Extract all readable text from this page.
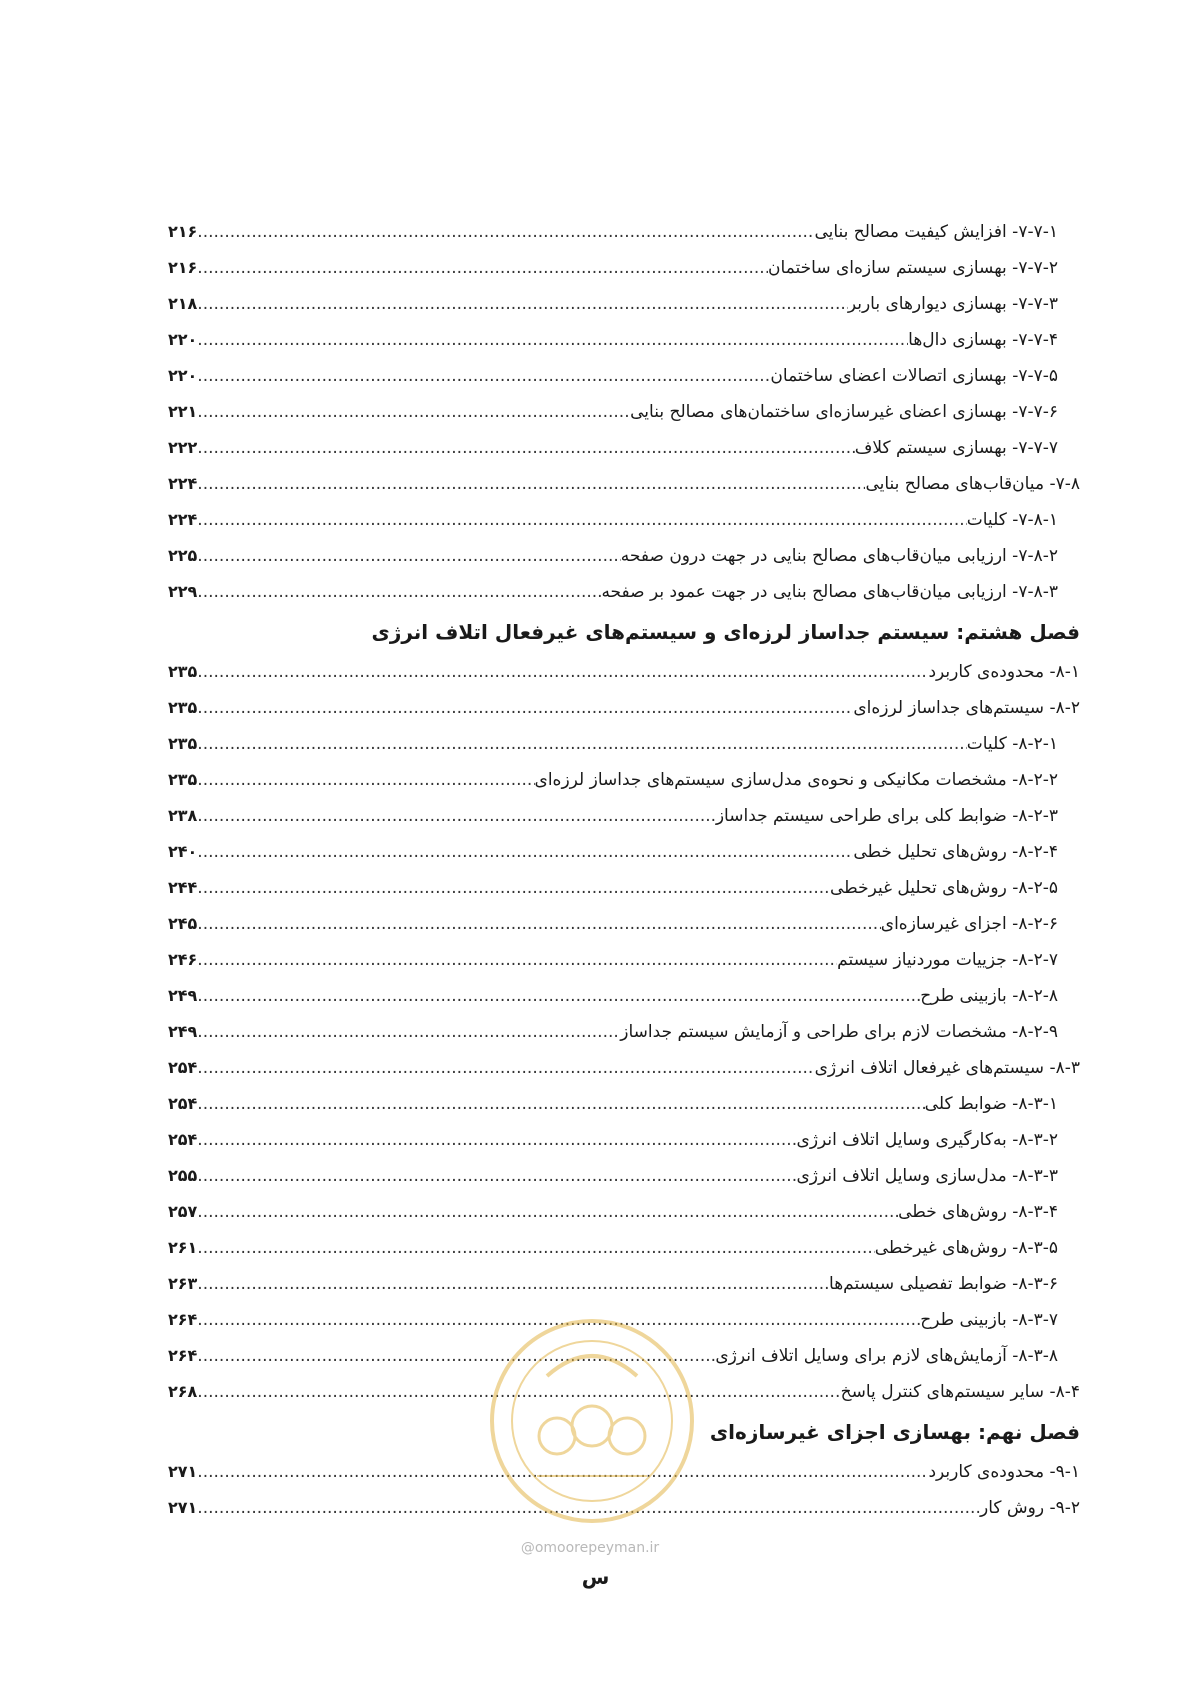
۷-۷-۱- افزایش کیفیت مصالح بنایی
.....
۲۱۶
۷-۷-۲- بهسازی سیستم سازه‌ای ساختمان
.....
۲۱۶
۷-۷-۳- بهسازی دیوارهای باربر
.....
۲۱۸
۷-۷-۴- بهسازی دال‌ها
.....
۲۲۰
۷-۷-۵- بهسازی اتصالات اعضای ساختمان
.....
۲۲۰
۷-۷-۶- بهسازی اعضای غیرسازه‌ای ساختمان‌های مصالح بنایی
.....
۲۲۱
۷-۷-۷- بهسازی سیستم کلاف
.....
۲۲۲
۷-۸- میان‌قاب‌های مصالح بنایی
.....
۲۲۴
۷-۸-۱- کلیات
.....
۲۲۴
۷-۸-۲- ارزیابی میان‌قاب‌های مصالح بنایی در جهت درون صفحه
.....
۲۲۵
۷-۸-۳- ارزیابی میان‌قاب‌های مصالح بنایی در جهت عمود بر صفحه
.....
۲۲۹
فصل هشتم: سیستم جداساز لرزه‌ای و سیستم‌های غیرفعال اتلاف انرژی
۸-۱- محدوده‌ی کاربرد
.....
۲۳۵
۸-۲- سیستم‌های جداساز لرزه‌ای
.....
۲۳۵
۸-۲-۱- کلیات
.....
۲۳۵
۸-۲-۲- مشخصات مکانیکی و نحوه‌ی مدل‌سازی سیستم‌های جداساز لرزه‌ای
.....
۲۳۵
۸-۲-۳- ضوابط کلی برای طراحی سیستم جداساز
.....
۲۳۸
۸-۲-۴- روش‌های تحلیل خطی
.....
۲۴۰
۸-۲-۵- روش‌های تحلیل غیرخطی
.....
۲۴۴
۸-۲-۶- اجزای غیرسازه‌ای
.....
۲۴۵
۸-۲-۷- جزییات موردنیاز سیستم
.....
۲۴۶
۸-۲-۸- بازبینی طرح
.....
۲۴۹
۸-۲-۹- مشخصات لازم برای طراحی و آزمایش سیستم جداساز
.....
۲۴۹
۸-۳- سیستم‌های غیرفعال اتلاف انرژی
.....
۲۵۴
۸-۳-۱- ضوابط کلی
.....
۲۵۴
۸-۳-۲- به‌کارگیری وسایل اتلاف انرژی
.....
۲۵۴
۸-۳-۳- مدل‌سازی وسایل اتلاف انرژی
.....
۲۵۵
۸-۳-۴- روش‌های خطی
.....
۲۵۷
۸-۳-۵- روش‌های غیرخطی
.....
۲۶۱
۸-۳-۶- ضوابط تفصیلی سیستم‌ها
.....
۲۶۳
۸-۳-۷- بازبینی طرح
.....
۲۶۴
۸-۳-۸- آزمایش‌های لازم برای وسایل اتلاف انرژی
.....
۲۶۴
۸-۴- سایر سیستم‌های کنترل پاسخ
.....
۲۶۸
فصل نهم: بهسازی اجزای غیرسازه‌ای
۹-۱- محدوده‌ی کاربرد
.....
۲۷۱
۹-۲- روش کار
.....
۲۷۱
@omoorepeyman.ir
س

PROBLEM ▸
Retype all of the entries exactly as written, leaving out any images.

REPLY ▸
Extract all readable text from this page.
۷-۷-۱- افزایش کیفیت مصالح بنایی
.....
۲۱۶
۷-۷-۲- بهسازی سیستم سازه‌ای ساختمان
.....
۲۱۶
۷-۷-۳- بهسازی دیوارهای باربر
.....
۲۱۸
۷-۷-۴- بهسازی دال‌ها
.....
۲۲۰
۷-۷-۵- بهسازی اتصالات اعضای ساختمان
.....
۲۲۰
۷-۷-۶- بهسازی اعضای غیرسازه‌ای ساختمان‌های مصالح بنایی
.....
۲۲۱
۷-۷-۷- بهسازی سیستم کلاف
.....
۲۲۲
۷-۸- میان‌قاب‌های مصالح بنایی
.....
۲۲۴
۷-۸-۱- کلیات
.....
۲۲۴
۷-۸-۲- ارزیابی میان‌قاب‌های مصالح بنایی در جهت درون صفحه
.....
۲۲۵
۷-۸-۳- ارزیابی میان‌قاب‌های مصالح بنایی در جهت عمود بر صفحه
.....
۲۲۹
فصل هشتم: سیستم جداساز لرزه‌ای و سیستم‌های غیرفعال اتلاف انرژی
۸-۱- محدوده‌ی کاربرد
.....
۲۳۵
۸-۲- سیستم‌های جداساز لرزه‌ای
.....
۲۳۵
۸-۲-۱- کلیات
.....
۲۳۵
۸-۲-۲- مشخصات مکانیکی و نحوه‌ی مدل‌سازی سیستم‌های جداساز لرزه‌ای
.....
۲۳۵
۸-۲-۳- ضوابط کلی برای طراحی سیستم جداساز
.....
۲۳۸
۸-۲-۴- روش‌های تحلیل خطی
.....
۲۴۰
۸-۲-۵- روش‌های تحلیل غیرخطی
.....
۲۴۴
۸-۲-۶- اجزای غیرسازه‌ای
.....
۲۴۵
۸-۲-۷- جزییات موردنیاز سیستم
.....
۲۴۶
۸-۲-۸- بازبینی طرح
.....
۲۴۹
۸-۲-۹- مشخصات لازم برای طراحی و آزمایش سیستم جداساز
.....
۲۴۹
۸-۳- سیستم‌های غیرفعال اتلاف انرژی
.....
۲۵۴
۸-۳-۱- ضوابط کلی
.....
۲۵۴
۸-۳-۲- به‌کارگیری وسایل اتلاف انرژی
.....
۲۵۴
۸-۳-۳- مدل‌سازی وسایل اتلاف انرژی
.....
۲۵۵
۸-۳-۴- روش‌های خطی
.....
۲۵۷
۸-۳-۵- روش‌های غیرخطی
.....
۲۶۱
۸-۳-۶- ضوابط تفصیلی سیستم‌ها
.....
۲۶۳
۸-۳-۷- بازبینی طرح
.....
۲۶۴
۸-۳-۸- آزمایش‌های لازم برای وسایل اتلاف انرژی
.....
۲۶۴
۸-۴- سایر سیستم‌های کنترل پاسخ
.....
۲۶۸
فصل نهم: بهسازی اجزای غیرسازه‌ای
۹-۱- محدوده‌ی کاربرد
.....
۲۷۱
۹-۲- روش کار
.....
۲۷۱
@omoorepeyman.ir
س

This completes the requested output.